■ **Task directions**
Give every entry again, word for word and in full.

■ **Material shown**
========

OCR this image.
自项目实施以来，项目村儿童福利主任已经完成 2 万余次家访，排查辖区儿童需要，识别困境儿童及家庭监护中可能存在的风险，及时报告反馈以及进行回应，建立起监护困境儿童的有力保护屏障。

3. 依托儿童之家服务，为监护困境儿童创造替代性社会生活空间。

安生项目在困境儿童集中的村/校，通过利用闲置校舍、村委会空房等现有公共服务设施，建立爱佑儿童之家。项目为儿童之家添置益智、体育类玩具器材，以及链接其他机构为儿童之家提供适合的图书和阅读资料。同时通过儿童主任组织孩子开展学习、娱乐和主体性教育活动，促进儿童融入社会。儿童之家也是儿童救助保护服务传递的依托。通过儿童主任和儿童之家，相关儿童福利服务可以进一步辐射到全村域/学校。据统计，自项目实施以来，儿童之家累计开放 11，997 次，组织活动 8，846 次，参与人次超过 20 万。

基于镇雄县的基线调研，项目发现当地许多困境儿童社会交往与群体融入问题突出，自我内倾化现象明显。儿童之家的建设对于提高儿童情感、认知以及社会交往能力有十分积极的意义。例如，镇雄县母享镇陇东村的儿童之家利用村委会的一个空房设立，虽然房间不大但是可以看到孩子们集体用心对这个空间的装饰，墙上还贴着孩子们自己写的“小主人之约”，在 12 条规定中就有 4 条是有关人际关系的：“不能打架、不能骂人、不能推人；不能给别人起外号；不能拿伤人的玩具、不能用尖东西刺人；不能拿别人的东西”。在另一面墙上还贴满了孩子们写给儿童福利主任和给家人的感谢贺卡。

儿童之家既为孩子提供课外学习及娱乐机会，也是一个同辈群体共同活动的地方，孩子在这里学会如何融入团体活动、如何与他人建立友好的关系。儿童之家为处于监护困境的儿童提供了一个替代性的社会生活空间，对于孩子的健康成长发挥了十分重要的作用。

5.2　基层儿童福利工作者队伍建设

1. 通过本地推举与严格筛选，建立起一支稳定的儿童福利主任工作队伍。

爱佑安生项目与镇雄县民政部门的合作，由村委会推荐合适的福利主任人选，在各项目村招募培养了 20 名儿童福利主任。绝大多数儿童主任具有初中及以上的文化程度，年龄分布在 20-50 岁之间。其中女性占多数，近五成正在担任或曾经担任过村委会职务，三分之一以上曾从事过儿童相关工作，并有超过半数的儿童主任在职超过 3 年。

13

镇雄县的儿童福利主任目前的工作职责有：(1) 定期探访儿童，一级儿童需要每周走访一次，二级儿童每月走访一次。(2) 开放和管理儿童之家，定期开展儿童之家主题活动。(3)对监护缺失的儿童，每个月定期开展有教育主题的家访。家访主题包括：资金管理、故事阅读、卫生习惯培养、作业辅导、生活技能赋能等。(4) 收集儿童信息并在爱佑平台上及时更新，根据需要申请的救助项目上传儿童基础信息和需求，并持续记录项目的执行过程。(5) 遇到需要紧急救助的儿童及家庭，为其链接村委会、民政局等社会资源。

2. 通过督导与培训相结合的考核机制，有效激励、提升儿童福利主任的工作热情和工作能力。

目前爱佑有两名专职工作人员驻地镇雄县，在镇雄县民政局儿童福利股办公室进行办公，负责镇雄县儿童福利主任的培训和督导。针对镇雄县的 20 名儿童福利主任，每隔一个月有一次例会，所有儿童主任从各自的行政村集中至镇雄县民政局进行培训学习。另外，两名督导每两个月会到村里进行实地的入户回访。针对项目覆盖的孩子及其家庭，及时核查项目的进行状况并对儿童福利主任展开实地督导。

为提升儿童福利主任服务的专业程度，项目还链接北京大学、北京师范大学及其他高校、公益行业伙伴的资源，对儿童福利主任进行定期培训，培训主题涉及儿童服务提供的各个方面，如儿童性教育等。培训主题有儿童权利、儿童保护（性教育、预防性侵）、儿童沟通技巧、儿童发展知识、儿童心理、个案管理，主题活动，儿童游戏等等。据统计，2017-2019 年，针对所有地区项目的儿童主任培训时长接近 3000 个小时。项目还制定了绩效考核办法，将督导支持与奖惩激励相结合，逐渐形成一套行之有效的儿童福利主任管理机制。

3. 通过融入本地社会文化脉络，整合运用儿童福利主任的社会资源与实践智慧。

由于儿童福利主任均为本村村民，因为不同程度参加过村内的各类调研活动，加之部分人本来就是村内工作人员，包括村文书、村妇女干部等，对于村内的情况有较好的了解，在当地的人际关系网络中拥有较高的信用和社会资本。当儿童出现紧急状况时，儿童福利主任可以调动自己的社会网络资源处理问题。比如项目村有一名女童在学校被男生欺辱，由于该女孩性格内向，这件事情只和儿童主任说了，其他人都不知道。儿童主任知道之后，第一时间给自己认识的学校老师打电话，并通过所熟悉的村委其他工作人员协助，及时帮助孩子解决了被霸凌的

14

========

■ **Task response**
OCR this image.
自项目实施以来，项目村儿童福利主任已经完成 2 万余次家访，排查辖区儿童需要，识别困境儿童及家庭监护中可能存在的风险，及时报告反馈以及进行回应，建立起监护困境儿童的有力保护屏障。

3. 依托儿童之家服务，为监护困境儿童创造替代性社会生活空间。

安生项目在困境儿童集中的村/校，通过利用闲置校舍、村委会空房等现有公共服务设施，建立爱佑儿童之家。项目为儿童之家添置益智、体育类玩具器材，以及链接其他机构为儿童之家提供适合的图书和阅读资料。同时通过儿童主任组织孩子开展学习、娱乐和主体性教育活动，促进儿童融入社会。儿童之家也是儿童救助保护服务传递的依托。通过儿童主任和儿童之家，相关儿童福利服务可以进一步辐射到全村域/学校。据统计，自项目实施以来，儿童之家累计开放 11，997 次，组织活动 8，846 次，参与人次超过 20 万。

基于镇雄县的基线调研，项目发现当地许多困境儿童社会交往与群体融入问题突出，自我内倾化现象明显。儿童之家的建设对于提高儿童情感、认知以及社会交往能力有十分积极的意义。例如，镇雄县母享镇陇东村的儿童之家利用村委会的一个空房设立，虽然房间不大但是可以看到孩子们集体用心对这个空间的装饰，墙上还贴着孩子们自己写的“小主人之约”，在 12 条规定中就有 4 条是有关人际关系的：“不能打架、不能骂人、不能推人；不能给别人起外号；不能拿伤人的玩具、不能用尖东西刺人；不能拿别人的东西”。在另一面墙上还贴满了孩子们写给儿童福利主任和给家人的感谢贺卡。

儿童之家既为孩子提供课外学习及娱乐机会，也是一个同辈群体共同活动的地方，孩子在这里学会如何融入团体活动、如何与他人建立友好的关系。儿童之家为处于监护困境的儿童提供了一个替代性的社会生活空间，对于孩子的健康成长发挥了十分重要的作用。

5.2　基层儿童福利工作者队伍建设

1. 通过本地推举与严格筛选，建立起一支稳定的儿童福利主任工作队伍。

爱佑安生项目与镇雄县民政部门的合作，由村委会推荐合适的福利主任人选，在各项目村招募培养了 20 名儿童福利主任。绝大多数儿童主任具有初中及以上的文化程度，年龄分布在 20-50 岁之间。其中女性占多数，近五成正在担任或曾经担任过村委会职务，三分之一以上曾从事过儿童相关工作，并有超过半数的儿童主任在职超过 3 年。

13

镇雄县的儿童福利主任目前的工作职责有：(1) 定期探访儿童，一级儿童需要每周走访一次，二级儿童每月走访一次。(2) 开放和管理儿童之家，定期开展儿童之家主题活动。(3)对监护缺失的儿童，每个月定期开展有教育主题的家访。家访主题包括：资金管理、故事阅读、卫生习惯培养、作业辅导、生活技能赋能等。(4) 收集儿童信息并在爱佑平台上及时更新，根据需要申请的救助项目上传儿童基础信息和需求，并持续记录项目的执行过程。(5) 遇到需要紧急救助的儿童及家庭，为其链接村委会、民政局等社会资源。

2. 通过督导与培训相结合的考核机制，有效激励、提升儿童福利主任的工作热情和工作能力。

目前爱佑有两名专职工作人员驻地镇雄县，在镇雄县民政局儿童福利股办公室进行办公，负责镇雄县儿童福利主任的培训和督导。针对镇雄县的 20 名儿童福利主任，每隔一个月有一次例会，所有儿童主任从各自的行政村集中至镇雄县民政局进行培训学习。另外，两名督导每两个月会到村里进行实地的入户回访。针对项目覆盖的孩子及其家庭，及时核查项目的进行状况并对儿童福利主任展开实地督导。

为提升儿童福利主任服务的专业程度，项目还链接北京大学、北京师范大学及其他高校、公益行业伙伴的资源，对儿童福利主任进行定期培训，培训主题涉及儿童服务提供的各个方面，如儿童性教育等。培训主题有儿童权利、儿童保护（性教育、预防性侵）、儿童沟通技巧、儿童发展知识、儿童心理、个案管理，主题活动，儿童游戏等等。据统计，2017-2019 年，针对所有地区项目的儿童主任培训时长接近 3000 个小时。项目还制定了绩效考核办法，将督导支持与奖惩激励相结合，逐渐形成一套行之有效的儿童福利主任管理机制。

3. 通过融入本地社会文化脉络，整合运用儿童福利主任的社会资源与实践智慧。

由于儿童福利主任均为本村村民，因为不同程度参加过村内的各类调研活动，加之部分人本来就是村内工作人员，包括村文书、村妇女干部等，对于村内的情况有较好的了解，在当地的人际关系网络中拥有较高的信用和社会资本。当儿童出现紧急状况时，儿童福利主任可以调动自己的社会网络资源处理问题。比如项目村有一名女童在学校被男生欺辱，由于该女孩性格内向，这件事情只和儿童主任说了，其他人都不知道。儿童主任知道之后，第一时间给自己认识的学校老师打电话，并通过所熟悉的村委其他工作人员协助，及时帮助孩子解决了被霸凌的

14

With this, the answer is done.